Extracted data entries
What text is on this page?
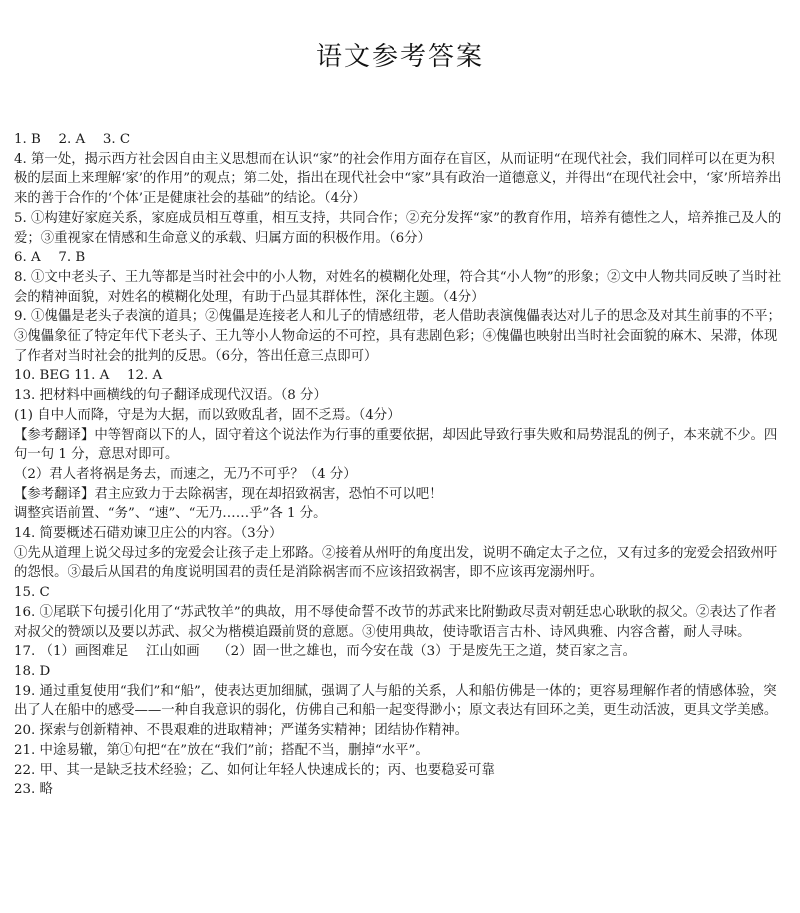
语文参考答案

1. B　 2. A　 3. C

4. 第一处，揭示西方社会因自由主义思想而在认识“家”的社会作用方面存在盲区，从而证明“在现代社会，我们同样可以在更为积极的层面上来理解‘家’的作用”的观点；第二处，指出在现代社会中“家”具有政治一道德意义，并得出“在现代社会中，‘家’所培养出来的善于合作的‘个体’正是健康社会的基础”的结论。（4分）

5. ①构建好家庭关系，家庭成员相互尊重，相互支持，共同合作；②充分发挥“家”的教育作用，培养有德性之人，培养推己及人的爱；③重视家在情感和生命意义的承载、归属方面的积极作用。（6分）

6. A　 7. B

8. ①文中老头子、王九等都是当时社会中的小人物，对姓名的模糊化处理，符合其“小人物”的形象；②文中人物共同反映了当时社会的精神面貌，对姓名的模糊化处理，有助于凸显其群体性，深化主题。（4分）

9. ①傀儡是老头子表演的道具；②傀儡是连接老人和儿子的情感纽带，老人借助表演傀儡表达对儿子的思念及对其生前事的不平；③傀儡象征了特定年代下老头子、王九等小人物命运的不可控，具有悲剧色彩；④傀儡也映射出当时社会面貌的麻木、呆滞，体现了作者对当时社会的批判的反思。（6分，答出任意三点即可）

10. BEG 11. A　 12. A

13. 把材料中画横线的句子翻译成现代汉语。（8 分）

(1) 自中人而降，守是为大据，而以致败乱者，固不乏焉。（4分）

【参考翻译】中等智商以下的人，固守着这个说法作为行事的重要依据，却因此导致行事失败和局势混乱的例子，本来就不少。四句一句 1 分，意思对即可。

（2）君人者将祸是务去，而速之，无乃不可乎？（4 分）

【参考翻译】君主应致力于去除祸害，现在却招致祸害，恐怕不可以吧！

调整宾语前置、“务”、“速”、“无乃……乎”各 1 分。

14. 简要概述石碏劝谏卫庄公的内容。（3分）

①先从道理上说父母过多的宠爱会让孩子走上邪路。②接着从州吁的角度出发，说明不确定太子之位，又有过多的宠爱会招致州吁的怨恨。③最后从国君的角度说明国君的责任是消除祸害而不应该招致祸害，即不应该再宠溺州吁。

15. C

16. ①尾联下句援引化用了“苏武牧羊”的典故，用不辱使命誓不改节的苏武来比附勤政尽责对朝廷忠心耿耿的叔父。②表达了作者对叔父的赞颂以及要以苏武、叔父为楷模追蹑前贤的意愿。③使用典故，使诗歌语言古朴、诗风典雅、内容含蓄，耐人寻味。

17. （1）画图难足　 江山如画　 （2）固一世之雄也，而今安在哉（3）于是废先王之道，焚百家之言。

18. D

19. 通过重复使用“我们”和“船”，使表达更加细腻，强调了人与船的关系，人和船仿佛是一体的；更容易理解作者的情感体验，突出了人在船中的感受——一种自我意识的弱化，仿佛自己和船一起变得渺小；原文表达有回环之美，更生动活波，更具文学美感。

20. 探索与创新精神、不畏艰难的进取精神；严谨务实精神；团结协作精神。

21. 中途易辙，第①句把“在”放在“我们”前；搭配不当，删掉“水平”。

22. 甲、其一是缺乏技术经验；乙、如何让年轻人快速成长的；丙、也要稳妥可靠

23. 略
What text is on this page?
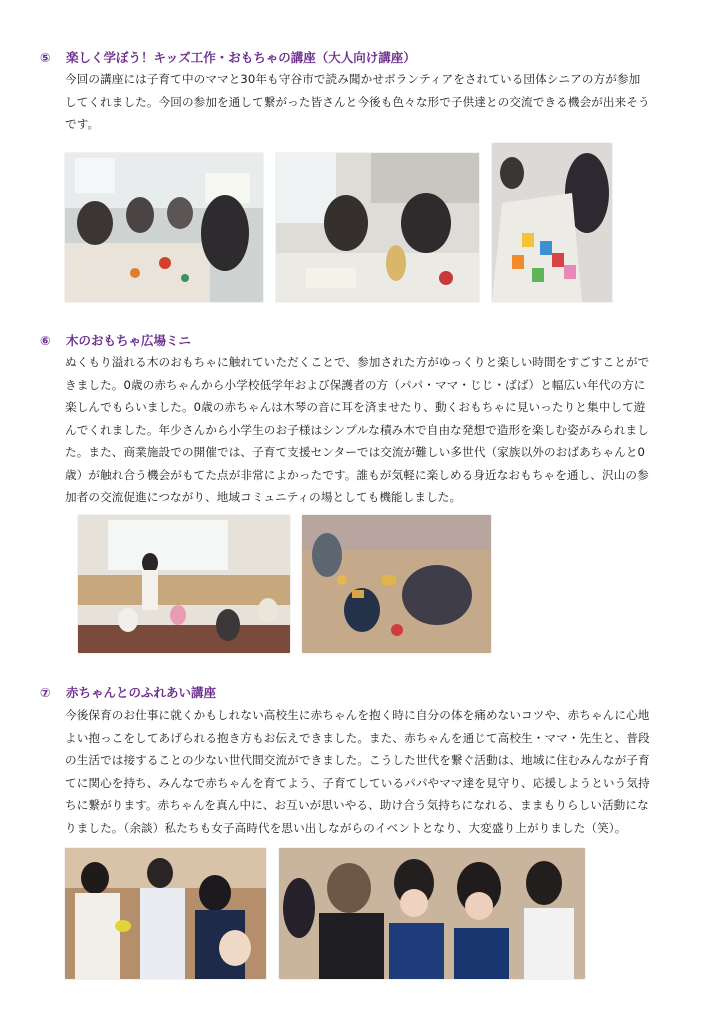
⑤ 楽しく学ぼう！キッズ工作・おもちゃの講座（大人向け講座）
今回の講座には子育て中のママと30年も守谷市で読み聞かせボランティアをされている団体シニアの方が参加
してくれました。今回の参加を通して繋がった皆さんと今後も色々な形で子供達との交流できる機会が出来そう
です。
⑥ 木のおもちゃ広場ミニ
ぬくもり溢れる木のおもちゃに触れていただくことで、参加された方がゆっくりと楽しい時間をすごすことがで
きました。0歳の赤ちゃんから小学校低学年および保護者の方（パパ・ママ・じじ・ばば）と幅広い年代の方に
楽しんでもらいました。0歳の赤ちゃんは木琴の音に耳を済ませたり、動くおもちゃに見いったりと集中して遊
んでくれました。年少さんから小学生のお子様はシンプルな積み木で自由な発想で造形を楽しむ姿がみられまし
た。また、商業施設での開催では、子育て支援センターでは交流が難しい多世代（家族以外のおばあちゃんと0
歳）が触れ合う機会がもてた点が非常によかったです。誰もが気軽に楽しめる身近なおもちゃを通し、沢山の参
加者の交流促進につながり、地域コミュニティの場としても機能しました。
⑦ 赤ちゃんとのふれあい講座
今後保育のお仕事に就くかもしれない高校生に赤ちゃんを抱く時に自分の体を痛めないコツや、赤ちゃんに心地
よい抱っこをしてあげられる抱き方もお伝えできました。また、赤ちゃんを通じて高校生・ママ・先生と、普段
の生活では接することの少ない世代間交流ができました。こうした世代を繋ぐ活動は、地域に住むみんなが子育
てに関心を持ち、みんなで赤ちゃんを育てよう、子育てしているパパやママ達を見守り、応援しようという気持
ちに繋がります。赤ちゃんを真ん中に、お互いが思いやる、助け合う気持ちになれる、ままもりらしい活動にな
りました。（余談）私たちも女子高時代を思い出しながらのイベントとなり、大変盛り上がりました（笑）。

**What you need to do:** Transcribe every line in the entries above, taking out only the images.

**The output:**
What text is on this page?
语文参考答案

1. B　 2. A　 3. C

4. 第一处，揭示西方社会因自由主义思想而在认识“家”的社会作用方面存在盲区，从而证明“在现代社会，我们同样可以在更为积极的层面上来理解‘家’的作用”的观点；第二处，指出在现代社会中“家”具有政治一道德意义，并得出“在现代社会中，‘家’所培养出来的善于合作的‘个体’正是健康社会的基础”的结论。（4分）

5. ①构建好家庭关系，家庭成员相互尊重，相互支持，共同合作；②充分发挥“家”的教育作用，培养有德性之人，培养推己及人的爱；③重视家在情感和生命意义的承载、归属方面的积极作用。（6分）

6. A　 7. B

8. ①文中老头子、王九等都是当时社会中的小人物，对姓名的模糊化处理，符合其“小人物”的形象；②文中人物共同反映了当时社会的精神面貌，对姓名的模糊化处理，有助于凸显其群体性，深化主题。（4分）

9. ①傀儡是老头子表演的道具；②傀儡是连接老人和儿子的情感纽带，老人借助表演傀儡表达对儿子的思念及对其生前事的不平；③傀儡象征了特定年代下老头子、王九等小人物命运的不可控，具有悲剧色彩；④傀儡也映射出当时社会面貌的麻木、呆滞，体现了作者对当时社会的批判的反思。（6分，答出任意三点即可）

10. BEG 11. A　 12. A

13. 把材料中画横线的句子翻译成现代汉语。（8 分）

(1) 自中人而降，守是为大据，而以致败乱者，固不乏焉。（4分）

【参考翻译】中等智商以下的人，固守着这个说法作为行事的重要依据，却因此导致行事失败和局势混乱的例子，本来就不少。四句一句 1 分，意思对即可。

（2）君人者将祸是务去，而速之，无乃不可乎？（4 分）

【参考翻译】君主应致力于去除祸害，现在却招致祸害，恐怕不可以吧！

调整宾语前置、“务”、“速”、“无乃……乎”各 1 分。

14. 简要概述石碏劝谏卫庄公的内容。（3分）

①先从道理上说父母过多的宠爱会让孩子走上邪路。②接着从州吁的角度出发，说明不确定太子之位，又有过多的宠爱会招致州吁的怨恨。③最后从国君的角度说明国君的责任是消除祸害而不应该招致祸害，即不应该再宠溺州吁。

15. C

16. ①尾联下句援引化用了“苏武牧羊”的典故，用不辱使命誓不改节的苏武来比附勤政尽责对朝廷忠心耿耿的叔父。②表达了作者对叔父的赞颂以及要以苏武、叔父为楷模追蹑前贤的意愿。③使用典故，使诗歌语言古朴、诗风典雅、内容含蓄，耐人寻味。

17. （1）画图难足　 江山如画　 （2）固一世之雄也，而今安在哉（3）于是废先王之道，焚百家之言。

18. D

19. 通过重复使用“我们”和“船”，使表达更加细腻，强调了人与船的关系，人和船仿佛是一体的；更容易理解作者的情感体验，突出了人在船中的感受——一种自我意识的弱化，仿佛自己和船一起变得渺小；原文表达有回环之美，更生动活波，更具文学美感。

20. 探索与创新精神、不畏艰难的进取精神；严谨务实精神；团结协作精神。

21. 中途易辙，第①句把“在”放在“我们”前；搭配不当，删掉“水平”。

22. 甲、其一是缺乏技术经验；乙、如何让年轻人快速成长的；丙、也要稳妥可靠

23. 略
What text is on this page?
⑤ 楽しく学ぼう！キッズ工作・おもちゃの講座（大人向け講座）
今回の講座には子育て中のママと30年も守谷市で読み聞かせボランティアをされている団体シニアの方が参加
してくれました。今回の参加を通して繋がった皆さんと今後も色々な形で子供達との交流できる機会が出来そう
です。
⑥ 木のおもちゃ広場ミニ
ぬくもり溢れる木のおもちゃに触れていただくことで、参加された方がゆっくりと楽しい時間をすごすことがで
きました。0歳の赤ちゃんから小学校低学年および保護者の方（パパ・ママ・じじ・ばば）と幅広い年代の方に
楽しんでもらいました。0歳の赤ちゃんは木琴の音に耳を済ませたり、動くおもちゃに見いったりと集中して遊
んでくれました。年少さんから小学生のお子様はシンプルな積み木で自由な発想で造形を楽しむ姿がみられまし
た。また、商業施設での開催では、子育て支援センターでは交流が難しい多世代（家族以外のおばあちゃんと0
歳）が触れ合う機会がもてた点が非常によかったです。誰もが気軽に楽しめる身近なおもちゃを通し、沢山の参
加者の交流促進につながり、地域コミュニティの場としても機能しました。
⑦ 赤ちゃんとのふれあい講座
今後保育のお仕事に就くかもしれない高校生に赤ちゃんを抱く時に自分の体を痛めないコツや、赤ちゃんに心地
よい抱っこをしてあげられる抱き方もお伝えできました。また、赤ちゃんを通じて高校生・ママ・先生と、普段
の生活では接することの少ない世代間交流ができました。こうした世代を繋ぐ活動は、地域に住むみんなが子育
てに関心を持ち、みんなで赤ちゃんを育てよう、子育てしているパパやママ達を見守り、応援しようという気持
ちに繋がります。赤ちゃんを真ん中に、お互いが思いやる、助け合う気持ちになれる、ままもりらしい活動にな
りました。（余談）私たちも女子高時代を思い出しながらのイベントとなり、大変盛り上がりました（笑）。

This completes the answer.